What you have to do.
Select and reproduce each line of the listing below that bears the string "installment".

╭─ Data shown

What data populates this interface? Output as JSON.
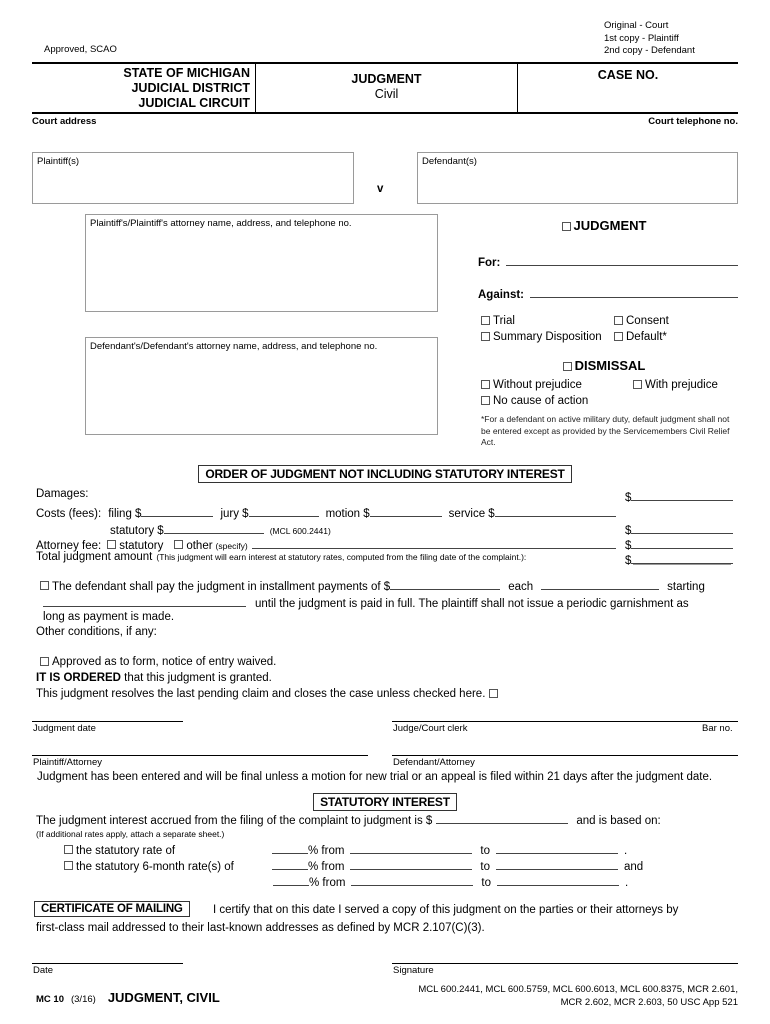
{
  "meta": {
    "approved": "Approved,  SCAO",
    "copies": [
      "Original - Court",
      "1st copy - Plaintiff",
      "2nd copy - Defendant"
    ]
  },
  "header": {
    "state_line1": "STATE OF MICHIGAN",
    "state_line2": "JUDICIAL DISTRICT",
    "state_line3": "JUDICIAL CIRCUIT",
    "form_title": "JUDGMENT",
    "form_subtitle": "Civil",
    "case_no_label": "CASE NO.",
    "court_address_label": "Court  address",
    "court_phone_label": "Court  telephone  no."
  },
  "parties": {
    "plaintiff_label": "Plaintiff(s)",
    "defendant_label": "Defendant(s)",
    "versus": "v",
    "plaintiff_attorney_label": "Plaintiff's/Plaintiff's  attorney name, address, and telephone no.",
    "defendant_attorney_label": "Defendant's/Defendant's attorney name, address, and telephone no."
  },
  "judgment_panel": {
    "judgment_label": "JUDGMENT",
    "for_label": "For:",
    "against_label": "Against:",
    "options": [
      "Trial",
      "Consent",
      "Summary Disposition",
      "Default*"
    ],
    "dismissal_label": "DISMISSAL",
    "dismissal_options": [
      "Without prejudice",
      "With prejudice",
      "No cause of action"
    ],
    "footnote": "*For a defendant on active military duty, default judgment shall not be entered except as provided by the Servicemembers Civil Relief Act."
  },
  "order": {
    "banner": "ORDER OF JUDGMENT NOT INCLUDING STATUTORY INTEREST",
    "damages_label": "Damages:",
    "costs_label": "Costs (fees):",
    "costs_filing": "filing $",
    "costs_jury": "jury $",
    "costs_motion": "motion $",
    "costs_service": "service  $",
    "costs_statutory": "statutory $",
    "costs_statutory_cite": "(MCL 600.2441)",
    "attorney_fee_label": "Attorney fee:",
    "attorney_fee_statutory": "statutory",
    "attorney_fee_other": "other",
    "attorney_fee_specify": "(specify)",
    "total_label": "Total judgment amount",
    "total_note": "(This judgment will earn interest at statutory rates, computed from the filing date of the complaint.):",
    "dollar": "$"
  },
  "installment": {
    "part1": "The defendant shall pay the judgment in installment payments of $",
    "part2": "each",
    "part3": "starting",
    "part4": "until the judgment is paid in full.  The plaintiff shall not issue a periodic garnishment as",
    "part5": "long as payment is made.",
    "other_conditions": "Other conditions, if any:"
  },
  "orders": {
    "approved_form": "Approved as to form, notice of entry waived.",
    "it_is_ordered_bold": "IT IS ORDERED",
    "it_is_ordered_rest": " that this judgment is granted.",
    "resolves": "This judgment resolves the last pending claim and closes the case unless checked here."
  },
  "signatures": {
    "judgment_date": "Judgment date",
    "judge_clerk": "Judge/Court clerk",
    "bar_no": "Bar no.",
    "plaintiff_attorney": "Plaintiff/Attorney",
    "defendant_attorney": "Defendant/Attorney",
    "final_notice": "Judgment has been entered and will be final unless a motion for new trial or an appeal is filed within 21 days after the judgment date."
  },
  "statutory_interest": {
    "banner": "STATUTORY INTEREST",
    "accrued_part1": "The judgment interest accrued from the filing of the complaint to judgment is $",
    "accrued_part2": "and is based on:",
    "additional_note": "(If additional rates apply, attach a separate sheet.)",
    "rate_rows": [
      {
        "label": "the statutory rate of",
        "checkbox": true,
        "pct": "% from",
        "to": "to",
        "suffix": "."
      },
      {
        "label": "the statutory 6-month rate(s) of",
        "checkbox": true,
        "pct": "% from",
        "to": "to",
        "suffix": "and"
      },
      {
        "label": "",
        "checkbox": false,
        "pct": "% from",
        "to": "to",
        "suffix": "."
      }
    ]
  },
  "certificate": {
    "banner": "CERTIFICATE OF MAILING",
    "text1": "I certify that on this date I served a copy of this judgment on the parties or their attorneys by",
    "text2": "first-class mail addressed to their last-known addresses as defined by MCR 2.107(C)(3).",
    "date_label": "Date",
    "signature_label": "Signature"
  },
  "footer": {
    "form_no": "MC 10",
    "revision": "(3/16)",
    "form_name": "JUDGMENT, CIVIL",
    "citations_line1": "MCL 600.2441, MCL 600.5759, MCL 600.6013, MCL 600.8375, MCR 2.601,",
    "citations_line2": "MCR 2.602, MCR 2.603, 50 USC App 521"
  }
}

╰─

The output.
  "installment": {
    "part1": "The defendant shall pay the judgment in installment payments of $",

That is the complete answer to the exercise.